INSTRUCTIONS FOR THE TASK: Check every line below for the word "collection" and copy each one that has it.

Extracts from a graphics dataset:
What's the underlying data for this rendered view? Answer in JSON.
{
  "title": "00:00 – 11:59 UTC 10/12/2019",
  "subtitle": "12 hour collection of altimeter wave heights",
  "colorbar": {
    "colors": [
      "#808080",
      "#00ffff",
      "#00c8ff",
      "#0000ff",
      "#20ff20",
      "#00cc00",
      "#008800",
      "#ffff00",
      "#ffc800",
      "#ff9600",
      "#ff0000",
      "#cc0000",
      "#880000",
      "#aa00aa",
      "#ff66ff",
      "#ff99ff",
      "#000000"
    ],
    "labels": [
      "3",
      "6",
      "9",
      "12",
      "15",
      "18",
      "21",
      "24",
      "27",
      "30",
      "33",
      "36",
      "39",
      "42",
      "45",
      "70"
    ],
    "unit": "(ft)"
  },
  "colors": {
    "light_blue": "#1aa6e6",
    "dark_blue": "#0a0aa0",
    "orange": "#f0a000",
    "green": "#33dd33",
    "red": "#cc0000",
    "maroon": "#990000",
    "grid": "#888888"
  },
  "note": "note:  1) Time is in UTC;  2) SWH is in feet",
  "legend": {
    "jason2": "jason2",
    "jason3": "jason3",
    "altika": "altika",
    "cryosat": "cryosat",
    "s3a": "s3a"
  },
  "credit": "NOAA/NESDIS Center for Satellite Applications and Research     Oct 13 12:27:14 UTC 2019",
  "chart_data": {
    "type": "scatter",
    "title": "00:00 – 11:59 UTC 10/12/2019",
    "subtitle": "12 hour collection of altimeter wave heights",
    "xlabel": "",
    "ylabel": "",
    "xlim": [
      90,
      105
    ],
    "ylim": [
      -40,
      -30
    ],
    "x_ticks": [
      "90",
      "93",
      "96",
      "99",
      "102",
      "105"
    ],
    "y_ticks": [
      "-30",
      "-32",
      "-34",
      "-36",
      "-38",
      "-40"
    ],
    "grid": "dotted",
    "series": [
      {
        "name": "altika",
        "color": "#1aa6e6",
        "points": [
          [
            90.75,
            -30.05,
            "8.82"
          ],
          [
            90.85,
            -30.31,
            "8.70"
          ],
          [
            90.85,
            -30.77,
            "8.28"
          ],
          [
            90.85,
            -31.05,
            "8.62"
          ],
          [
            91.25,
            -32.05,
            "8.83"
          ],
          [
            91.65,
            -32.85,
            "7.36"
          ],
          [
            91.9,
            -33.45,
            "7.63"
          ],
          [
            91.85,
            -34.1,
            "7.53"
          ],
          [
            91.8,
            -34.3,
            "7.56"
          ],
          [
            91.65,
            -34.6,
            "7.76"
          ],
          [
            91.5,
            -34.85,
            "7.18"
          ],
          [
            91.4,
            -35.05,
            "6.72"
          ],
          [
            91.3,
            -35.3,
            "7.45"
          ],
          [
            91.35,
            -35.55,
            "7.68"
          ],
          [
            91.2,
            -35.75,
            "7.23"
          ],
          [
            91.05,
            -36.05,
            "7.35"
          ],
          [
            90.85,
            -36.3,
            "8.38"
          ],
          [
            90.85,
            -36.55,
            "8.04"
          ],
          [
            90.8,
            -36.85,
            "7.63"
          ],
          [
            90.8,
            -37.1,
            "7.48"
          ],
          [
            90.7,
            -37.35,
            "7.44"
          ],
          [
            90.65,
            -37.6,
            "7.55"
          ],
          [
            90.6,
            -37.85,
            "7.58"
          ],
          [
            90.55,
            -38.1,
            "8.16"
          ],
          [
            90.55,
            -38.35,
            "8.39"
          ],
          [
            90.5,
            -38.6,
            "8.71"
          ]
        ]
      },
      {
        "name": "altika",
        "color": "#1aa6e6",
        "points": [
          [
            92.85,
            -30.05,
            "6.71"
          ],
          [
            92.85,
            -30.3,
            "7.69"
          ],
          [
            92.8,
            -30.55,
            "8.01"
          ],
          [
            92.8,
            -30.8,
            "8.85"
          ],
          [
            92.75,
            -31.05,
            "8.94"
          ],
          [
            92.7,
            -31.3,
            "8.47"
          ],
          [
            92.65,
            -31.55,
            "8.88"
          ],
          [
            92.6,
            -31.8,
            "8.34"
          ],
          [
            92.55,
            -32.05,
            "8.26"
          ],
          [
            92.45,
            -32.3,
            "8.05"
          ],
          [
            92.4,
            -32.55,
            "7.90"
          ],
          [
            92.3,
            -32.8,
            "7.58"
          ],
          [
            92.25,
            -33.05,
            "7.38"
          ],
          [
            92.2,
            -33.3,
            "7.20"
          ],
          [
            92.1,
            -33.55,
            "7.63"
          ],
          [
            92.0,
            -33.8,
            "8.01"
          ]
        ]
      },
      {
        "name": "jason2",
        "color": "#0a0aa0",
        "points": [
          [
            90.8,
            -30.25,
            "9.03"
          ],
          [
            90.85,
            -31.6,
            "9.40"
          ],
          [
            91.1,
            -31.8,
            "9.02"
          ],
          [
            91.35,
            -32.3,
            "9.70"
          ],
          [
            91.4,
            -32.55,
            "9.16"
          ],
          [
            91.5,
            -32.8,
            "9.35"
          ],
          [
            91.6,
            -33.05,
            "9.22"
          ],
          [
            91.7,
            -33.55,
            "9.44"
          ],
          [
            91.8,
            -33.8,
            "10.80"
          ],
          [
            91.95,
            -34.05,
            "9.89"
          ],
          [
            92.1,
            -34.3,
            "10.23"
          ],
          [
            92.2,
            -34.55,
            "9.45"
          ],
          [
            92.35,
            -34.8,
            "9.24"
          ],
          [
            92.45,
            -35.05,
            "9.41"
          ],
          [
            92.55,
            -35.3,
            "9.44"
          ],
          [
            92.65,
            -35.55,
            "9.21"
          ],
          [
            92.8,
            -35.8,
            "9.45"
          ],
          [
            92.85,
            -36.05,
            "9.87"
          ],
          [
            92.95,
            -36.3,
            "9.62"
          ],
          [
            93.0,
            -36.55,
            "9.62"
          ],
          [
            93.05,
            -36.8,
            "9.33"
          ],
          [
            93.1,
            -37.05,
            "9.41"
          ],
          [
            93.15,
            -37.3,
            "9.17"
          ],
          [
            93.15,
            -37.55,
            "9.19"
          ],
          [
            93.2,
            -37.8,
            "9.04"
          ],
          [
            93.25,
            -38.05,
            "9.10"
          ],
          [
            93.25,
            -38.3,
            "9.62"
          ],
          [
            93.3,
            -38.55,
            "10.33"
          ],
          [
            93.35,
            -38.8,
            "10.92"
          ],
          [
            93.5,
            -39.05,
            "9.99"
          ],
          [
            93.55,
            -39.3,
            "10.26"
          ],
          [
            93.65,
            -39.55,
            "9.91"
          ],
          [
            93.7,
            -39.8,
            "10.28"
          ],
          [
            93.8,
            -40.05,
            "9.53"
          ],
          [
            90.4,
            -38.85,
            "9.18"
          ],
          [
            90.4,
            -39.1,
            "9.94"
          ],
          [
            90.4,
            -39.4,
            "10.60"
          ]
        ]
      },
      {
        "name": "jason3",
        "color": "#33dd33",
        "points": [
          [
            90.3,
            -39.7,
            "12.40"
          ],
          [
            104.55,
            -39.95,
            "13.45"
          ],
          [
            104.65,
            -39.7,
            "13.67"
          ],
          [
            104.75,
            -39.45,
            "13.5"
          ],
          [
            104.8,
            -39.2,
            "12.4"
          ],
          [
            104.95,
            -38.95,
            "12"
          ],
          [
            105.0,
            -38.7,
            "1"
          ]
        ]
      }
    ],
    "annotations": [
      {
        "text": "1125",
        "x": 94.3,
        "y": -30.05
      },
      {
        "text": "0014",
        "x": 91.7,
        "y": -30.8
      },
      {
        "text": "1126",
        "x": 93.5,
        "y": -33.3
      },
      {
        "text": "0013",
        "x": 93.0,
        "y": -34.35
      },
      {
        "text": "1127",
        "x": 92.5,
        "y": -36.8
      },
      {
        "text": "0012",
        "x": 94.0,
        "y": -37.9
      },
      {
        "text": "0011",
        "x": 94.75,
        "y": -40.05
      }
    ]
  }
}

EXERCISE OUTPUT:
  "subtitle": "12 hour collection of altimeter wave heights",
    "subtitle": "12 hour collection of altimeter wave heights",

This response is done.